• Problem set:
- 1) In the passage on the influences behind Mid-Pacific, how many lives were lost in Fleet Admiral Halsey's 1944 encounter with typhoon Cobra?
- 2) Rewrite the part of the passage on Mid-Pacific's influences starting at "Clipper ship commanders" and ending at "It can happen.", putting "freak wave" in place of "rogue wave".

From the maritime era of sailing and steam ships, Jack London’s Sea Wolfe was an early inspiration.  The principle tag was his portrayal of Capitan Wolfe Larson and the man’s reign of terror in the North Pacific with its violent storms.  There are numerous non-fictional works that tell of horrific ocean storms and losses. Fleet Admiral Halsey’s 1944 encounter with typhoon Cobra is story of damaged and lost ships (three destroyers) and 802 lives.  So intense was the storm that the 57,000-ton battleship USS Iowa suffered a bent propeller shaft.

 

Clipper ship commanders like Capitan Richard Woodget of Cutty Stark fame, or that of Russell Crow in Master and Commander provide parallels of leadership.  Then there’s the ocean’s terror that is so well portrayed in the 2005 movie the Poseidon Adventure based on Paul Gallico’s 1969 novel.  A rogue wave rolls and capsizes the 135,000 ton SS  Poseidon with all aboard.  It can happen.

 

Mid-Pacific’s narrative lands on the science-side of what we know, but brings in the likely and the irresistibly possible.  Here, Dr. Robert Ballard’s memoir Into the Deep contains a plethora of natural phenomenas that can easily be stretched into this fictional realm.  Then there’s the real.  The 9.0 plus magnitude quakes which struct Sumatra and Japan brought to life humanity’s vulnerabilities.

 

Finally, Mid-Pacific is rich in characters, some real, most fictional, and there is love, bravery, honor and, of course, greed amongst them.  Shelby Foote’s novel Love in a Dry Season offers a fine host of characters that reflect this spectrum of human behavior.

 

Mid-Pacific is a work in progress, with Part-1 requiring further editing, and Part-2 in a rough-draft/rewrite mode.

• Records supplied:
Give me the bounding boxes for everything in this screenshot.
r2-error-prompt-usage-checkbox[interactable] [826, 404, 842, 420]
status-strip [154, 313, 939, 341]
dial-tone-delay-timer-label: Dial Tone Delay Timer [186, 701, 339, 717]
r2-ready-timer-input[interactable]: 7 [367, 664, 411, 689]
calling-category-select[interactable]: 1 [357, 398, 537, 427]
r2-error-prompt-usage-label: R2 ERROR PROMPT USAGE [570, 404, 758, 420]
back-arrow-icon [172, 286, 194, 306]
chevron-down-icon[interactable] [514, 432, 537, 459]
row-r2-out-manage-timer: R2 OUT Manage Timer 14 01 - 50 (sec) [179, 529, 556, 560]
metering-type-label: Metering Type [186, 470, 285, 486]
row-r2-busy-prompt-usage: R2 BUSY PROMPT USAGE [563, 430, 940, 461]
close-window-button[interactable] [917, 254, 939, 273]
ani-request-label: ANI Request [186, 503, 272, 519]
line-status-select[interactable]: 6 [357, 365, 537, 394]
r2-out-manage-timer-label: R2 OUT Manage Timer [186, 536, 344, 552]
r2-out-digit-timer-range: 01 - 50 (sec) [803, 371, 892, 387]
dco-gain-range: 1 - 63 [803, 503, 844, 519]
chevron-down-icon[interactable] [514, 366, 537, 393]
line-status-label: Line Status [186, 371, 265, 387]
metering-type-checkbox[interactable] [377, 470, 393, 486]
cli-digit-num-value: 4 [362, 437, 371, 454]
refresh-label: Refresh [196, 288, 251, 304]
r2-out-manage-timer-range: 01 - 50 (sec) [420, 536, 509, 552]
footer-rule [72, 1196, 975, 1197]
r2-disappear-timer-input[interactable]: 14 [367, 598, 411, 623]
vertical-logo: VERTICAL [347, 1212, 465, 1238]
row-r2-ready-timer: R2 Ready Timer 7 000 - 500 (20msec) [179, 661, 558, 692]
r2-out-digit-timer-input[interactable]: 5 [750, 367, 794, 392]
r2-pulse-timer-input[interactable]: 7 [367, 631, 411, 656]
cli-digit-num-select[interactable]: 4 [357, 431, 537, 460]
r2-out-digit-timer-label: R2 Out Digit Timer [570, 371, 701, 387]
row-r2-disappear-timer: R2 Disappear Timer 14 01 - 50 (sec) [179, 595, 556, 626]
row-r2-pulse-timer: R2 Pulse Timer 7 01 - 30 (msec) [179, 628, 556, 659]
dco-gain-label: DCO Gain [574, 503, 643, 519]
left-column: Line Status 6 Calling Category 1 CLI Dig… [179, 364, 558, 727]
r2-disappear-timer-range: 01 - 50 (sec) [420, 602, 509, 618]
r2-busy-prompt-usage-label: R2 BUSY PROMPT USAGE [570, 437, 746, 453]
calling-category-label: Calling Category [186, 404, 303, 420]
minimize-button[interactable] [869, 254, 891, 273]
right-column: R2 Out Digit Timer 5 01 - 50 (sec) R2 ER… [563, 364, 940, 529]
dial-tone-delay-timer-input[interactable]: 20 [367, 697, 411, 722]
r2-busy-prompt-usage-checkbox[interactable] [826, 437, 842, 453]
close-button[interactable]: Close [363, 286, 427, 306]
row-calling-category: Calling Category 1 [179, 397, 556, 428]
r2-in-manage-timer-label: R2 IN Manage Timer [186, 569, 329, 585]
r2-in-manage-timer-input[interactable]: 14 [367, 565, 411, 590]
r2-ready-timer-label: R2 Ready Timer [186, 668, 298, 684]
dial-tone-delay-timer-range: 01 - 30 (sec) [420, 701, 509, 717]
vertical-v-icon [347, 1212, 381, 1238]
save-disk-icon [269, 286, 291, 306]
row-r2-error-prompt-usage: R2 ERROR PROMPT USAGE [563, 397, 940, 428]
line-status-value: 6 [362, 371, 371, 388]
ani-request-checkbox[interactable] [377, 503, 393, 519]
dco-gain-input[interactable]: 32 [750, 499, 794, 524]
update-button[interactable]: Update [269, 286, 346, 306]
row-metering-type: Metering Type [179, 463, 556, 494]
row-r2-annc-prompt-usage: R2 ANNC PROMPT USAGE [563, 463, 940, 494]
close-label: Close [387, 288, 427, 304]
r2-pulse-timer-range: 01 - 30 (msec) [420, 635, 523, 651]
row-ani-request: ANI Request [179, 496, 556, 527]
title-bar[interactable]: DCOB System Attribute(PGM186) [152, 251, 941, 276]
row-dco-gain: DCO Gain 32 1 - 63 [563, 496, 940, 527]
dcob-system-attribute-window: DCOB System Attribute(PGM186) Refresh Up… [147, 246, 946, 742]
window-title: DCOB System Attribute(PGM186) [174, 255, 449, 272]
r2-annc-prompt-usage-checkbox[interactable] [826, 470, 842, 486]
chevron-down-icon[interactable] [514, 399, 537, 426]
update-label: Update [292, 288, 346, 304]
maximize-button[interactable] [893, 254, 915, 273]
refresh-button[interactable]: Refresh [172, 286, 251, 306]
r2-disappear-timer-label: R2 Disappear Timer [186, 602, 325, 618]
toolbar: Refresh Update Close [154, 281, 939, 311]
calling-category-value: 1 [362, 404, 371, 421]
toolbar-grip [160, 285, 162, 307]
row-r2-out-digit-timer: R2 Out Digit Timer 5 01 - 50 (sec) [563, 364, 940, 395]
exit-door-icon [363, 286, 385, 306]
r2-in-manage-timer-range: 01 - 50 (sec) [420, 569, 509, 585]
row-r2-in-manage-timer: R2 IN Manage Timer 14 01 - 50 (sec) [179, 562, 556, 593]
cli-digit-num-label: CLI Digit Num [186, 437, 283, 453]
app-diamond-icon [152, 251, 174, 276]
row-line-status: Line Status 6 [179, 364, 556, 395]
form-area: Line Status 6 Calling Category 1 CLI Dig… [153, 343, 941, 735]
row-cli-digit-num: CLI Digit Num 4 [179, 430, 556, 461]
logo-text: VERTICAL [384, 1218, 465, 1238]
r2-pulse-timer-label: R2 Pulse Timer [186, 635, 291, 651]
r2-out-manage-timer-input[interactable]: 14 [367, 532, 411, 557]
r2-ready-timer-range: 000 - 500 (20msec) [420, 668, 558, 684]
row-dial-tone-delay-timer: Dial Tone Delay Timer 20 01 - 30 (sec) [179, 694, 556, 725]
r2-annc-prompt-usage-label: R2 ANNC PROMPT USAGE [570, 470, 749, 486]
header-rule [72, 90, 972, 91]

• Answers for the exercise:
- 1) 802 lives.

- 2)
Clipper ship commanders like Capitan Richard Woodget of Cutty Stark fame, or that of Russell Crow in Master and Commander provide parallels of leadership.  Then there’s the ocean’s terror that is so well portrayed in the 2005 movie the Poseidon Adventure based on Paul Gallico’s 1969 novel.  A freak wave rolls and capsizes the 135,000 ton SS  Poseidon with all aboard.  It can happen.